(Saved data entries)
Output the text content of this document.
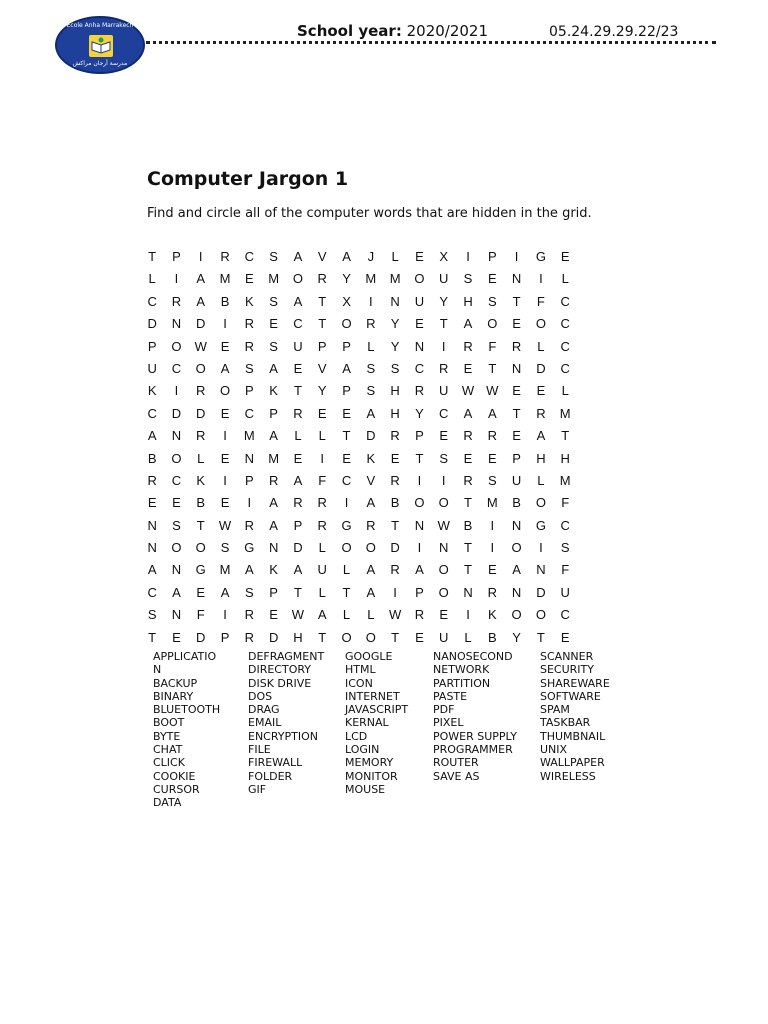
Ecole Anha Marrakech
مدرسة أرجان مراكش
School year: 2020/2021	05.24.29.29.22/23
Computer Jargon 1
Find and circle all of the computer words that are hidden in the grid.
T	P	I	R	C	S	A	V	A	J	L	E	X	I	P	I	G	E
L	I	A	M	E	M	O	R	Y	M	M	O	U	S	E	N	I	L
C	R	A	B	K	S	A	T	X	I	N	U	Y	H	S	T	F	C
D	N	D	I	R	E	C	T	O	R	Y	E	T	A	O	E	O	C
P	O	W	E	R	S	U	P	P	L	Y	N	I	R	F	R	L	C
U	C	O	A	S	A	E	V	A	S	S	C	R	E	T	N	D	C
K	I	R	O	P	K	T	Y	P	S	H	R	U	W W	E	E	L
C	D	D	E	C	P	R	E	E	A	H	Y	C	A	A	T	R	M
A	N	R	I	M	A	L	L	T	D	R	P	E	R	R	E	A	T
B	O	L	E	N	M	E	I	E	K	E	T	S	E	E	P	H	H
R	C	K	I	P	R	A	F	C	V	R	I	I	R	S	U	L	M
E	E	B	E	I	A	R	R	I	A	B	O	O	T	M	B	O	F
N	S	T	W	R	A	P	R	G	R	T	N	W	B	I	N	G	C
N	O	O	S	G	N	D	L	O	O	D	I	N	T	I	O	I	S
A	N	G	M	A	K	A	U	L	A	R	A	O	T	E	A	N	F
C	A	E	A	S	P	T	L	T	A	I	P	O	N	R	N	D	U
S	N	F	I	R	E	W	A	L	L	W	R	E	I	K	O	O	C
T	E	D	P	R	D	H	T	O	O	T	E	U	L	B	Y	T	E
APPLICATIO
N
BACKUP
BINARY
BLUETOOTH
BOOT
BYTE
CHAT
CLICK
COOKIE
CURSOR
DATA
DEFRAGMENT
DIRECTORY
DISK DRIVE
DOS
DRAG
EMAIL
ENCRYPTION
FILE
FIREWALL
FOLDER
GIF
GOOGLE
HTML
ICON
INTERNET
JAVASCRIPT
KERNAL
LCD
LOGIN
MEMORY
MONITOR
MOUSE
NANOSECOND
NETWORK
PARTITION
PASTE
PDF
PIXEL
POWER SUPPLY
PROGRAMMER
ROUTER
SAVE AS
SCANNER
SECURITY
SHAREWARE
SOFTWARE
SPAM
TASKBAR
THUMBNAIL
UNIX
WALLPAPER
WIRELESS
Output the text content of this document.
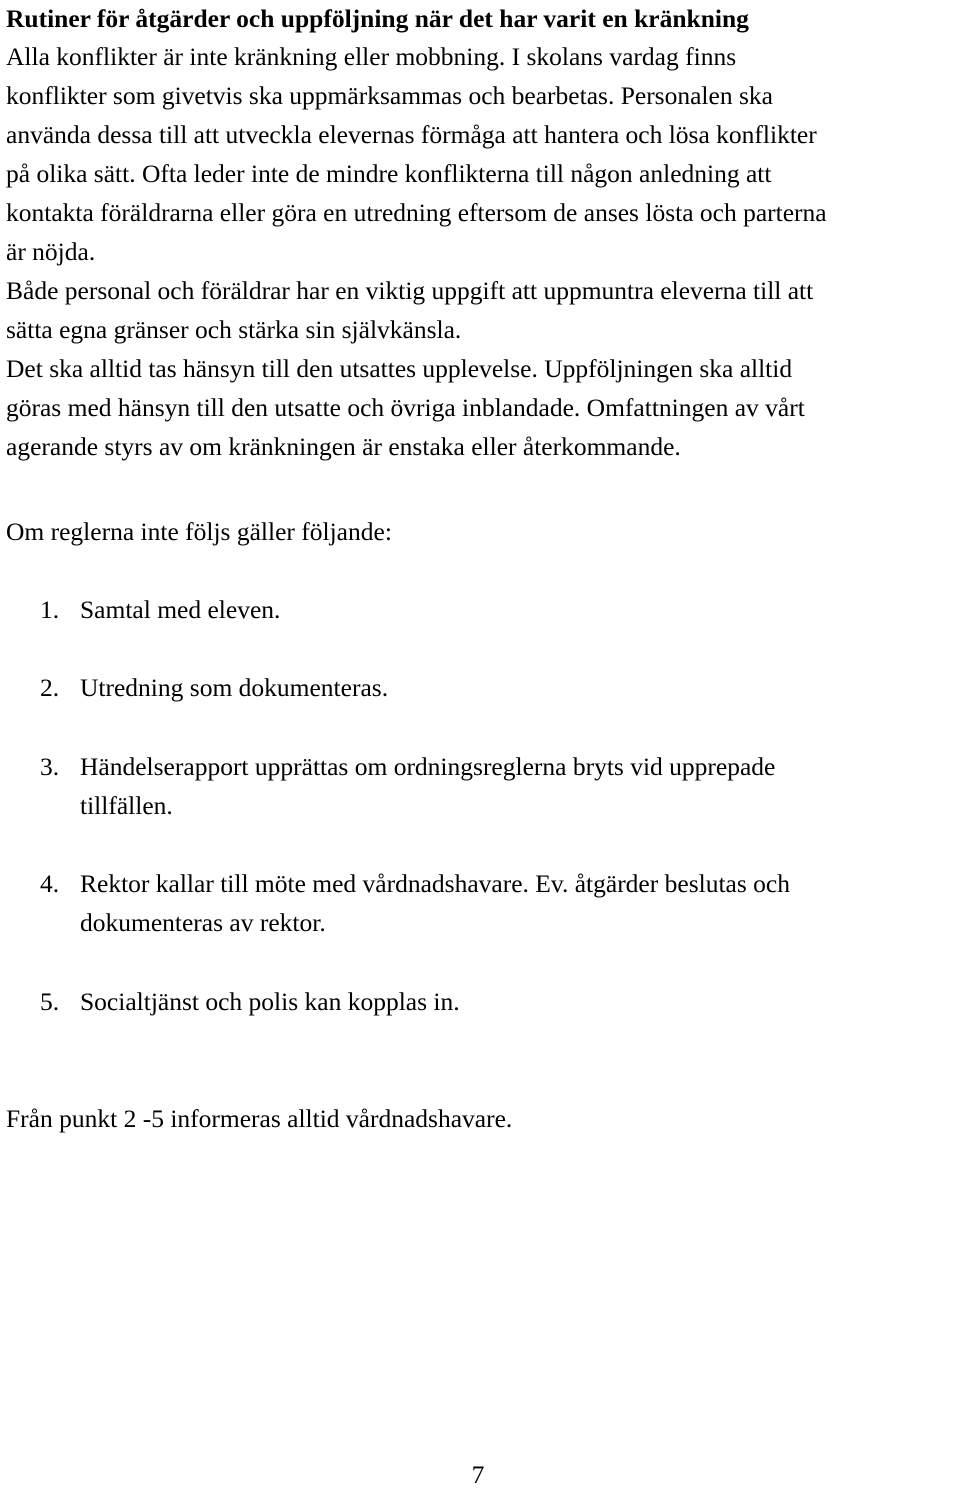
Rutiner för åtgärder och uppföljning när det har varit en kränkning
Alla konflikter är inte kränkning eller mobbning. I skolans vardag finns
konflikter som givetvis ska uppmärksammas och bearbetas. Personalen ska
använda dessa till att utveckla elevernas förmåga att hantera och lösa konflikter
på olika sätt. Ofta leder inte de mindre konflikterna till någon anledning att
kontakta föräldrarna eller göra en utredning eftersom de anses lösta och parterna
är nöjda.
Både personal och föräldrar har en viktig uppgift att uppmuntra eleverna till att
sätta egna gränser och stärka sin självkänsla.
Det ska alltid tas hänsyn till den utsattes upplevelse. Uppföljningen ska alltid
göras med hänsyn till den utsatte och övriga inblandade. Omfattningen av vårt
agerande styrs av om kränkningen är enstaka eller återkommande.
Om reglerna inte följs gäller följande:
1. Samtal med eleven.
2. Utredning som dokumenteras.
3. Händelserapport upprättas om ordningsreglerna bryts vid upprepade
tillfällen.
4. Rektor kallar till möte med vårdnadshavare. Ev. åtgärder beslutas och
dokumenteras av rektor.
5. Socialtjänst och polis kan kopplas in.
Från punkt 2 -5 informeras alltid vårdnadshavare.
7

▶ [Problem to solve]:
Leaving out the pictures, repeat the data above exactly.

▶ [Result]:
Output the text content of this document.
Ecole Anha Marrakech
مدرسة أرجان مراكش
School year: 2020/2021	05.24.29.29.22/23
Computer Jargon 1
Find and circle all of the computer words that are hidden in the grid.
T	P	I	R	C	S	A	V	A	J	L	E	X	I	P	I	G	E
L	I	A	M	E	M	O	R	Y	M	M	O	U	S	E	N	I	L
C	R	A	B	K	S	A	T	X	I	N	U	Y	H	S	T	F	C
D	N	D	I	R	E	C	T	O	R	Y	E	T	A	O	E	O	C
P	O	W	E	R	S	U	P	P	L	Y	N	I	R	F	R	L	C
U	C	O	A	S	A	E	V	A	S	S	C	R	E	T	N	D	C
K	I	R	O	P	K	T	Y	P	S	H	R	U	W W	E	E	L
C	D	D	E	C	P	R	E	E	A	H	Y	C	A	A	T	R	M
A	N	R	I	M	A	L	L	T	D	R	P	E	R	R	E	A	T
B	O	L	E	N	M	E	I	E	K	E	T	S	E	E	P	H	H
R	C	K	I	P	R	A	F	C	V	R	I	I	R	S	U	L	M
E	E	B	E	I	A	R	R	I	A	B	O	O	T	M	B	O	F
N	S	T	W	R	A	P	R	G	R	T	N	W	B	I	N	G	C
N	O	O	S	G	N	D	L	O	O	D	I	N	T	I	O	I	S
A	N	G	M	A	K	A	U	L	A	R	A	O	T	E	A	N	F
C	A	E	A	S	P	T	L	T	A	I	P	O	N	R	N	D	U
S	N	F	I	R	E	W	A	L	L	W	R	E	I	K	O	O	C
T	E	D	P	R	D	H	T	O	O	T	E	U	L	B	Y	T	E
APPLICATIO
N
BACKUP
BINARY
BLUETOOTH
BOOT
BYTE
CHAT
CLICK
COOKIE
CURSOR
DATA
DEFRAGMENT
DIRECTORY
DISK DRIVE
DOS
DRAG
EMAIL
ENCRYPTION
FILE
FIREWALL
FOLDER
GIF
GOOGLE
HTML
ICON
INTERNET
JAVASCRIPT
KERNAL
LCD
LOGIN
MEMORY
MONITOR
MOUSE
NANOSECOND
NETWORK
PARTITION
PASTE
PDF
PIXEL
POWER SUPPLY
PROGRAMMER
ROUTER
SAVE AS
SCANNER
SECURITY
SHAREWARE
SOFTWARE
SPAM
TASKBAR
THUMBNAIL
UNIX
WALLPAPER
WIRELESS
Output the text content of this document.
Rutiner för åtgärder och uppföljning när det har varit en kränkning
Alla konflikter är inte kränkning eller mobbning. I skolans vardag finns
konflikter som givetvis ska uppmärksammas och bearbetas. Personalen ska
använda dessa till att utveckla elevernas förmåga att hantera och lösa konflikter
på olika sätt. Ofta leder inte de mindre konflikterna till någon anledning att
kontakta föräldrarna eller göra en utredning eftersom de anses lösta och parterna
är nöjda.
Både personal och föräldrar har en viktig uppgift att uppmuntra eleverna till att
sätta egna gränser och stärka sin självkänsla.
Det ska alltid tas hänsyn till den utsattes upplevelse. Uppföljningen ska alltid
göras med hänsyn till den utsatte och övriga inblandade. Omfattningen av vårt
agerande styrs av om kränkningen är enstaka eller återkommande.
Om reglerna inte följs gäller följande:
1. Samtal med eleven.
2. Utredning som dokumenteras.
3. Händelserapport upprättas om ordningsreglerna bryts vid upprepade
tillfällen.
4. Rektor kallar till möte med vårdnadshavare. Ev. åtgärder beslutas och
dokumenteras av rektor.
5. Socialtjänst och polis kan kopplas in.
Från punkt 2 -5 informeras alltid vårdnadshavare.
7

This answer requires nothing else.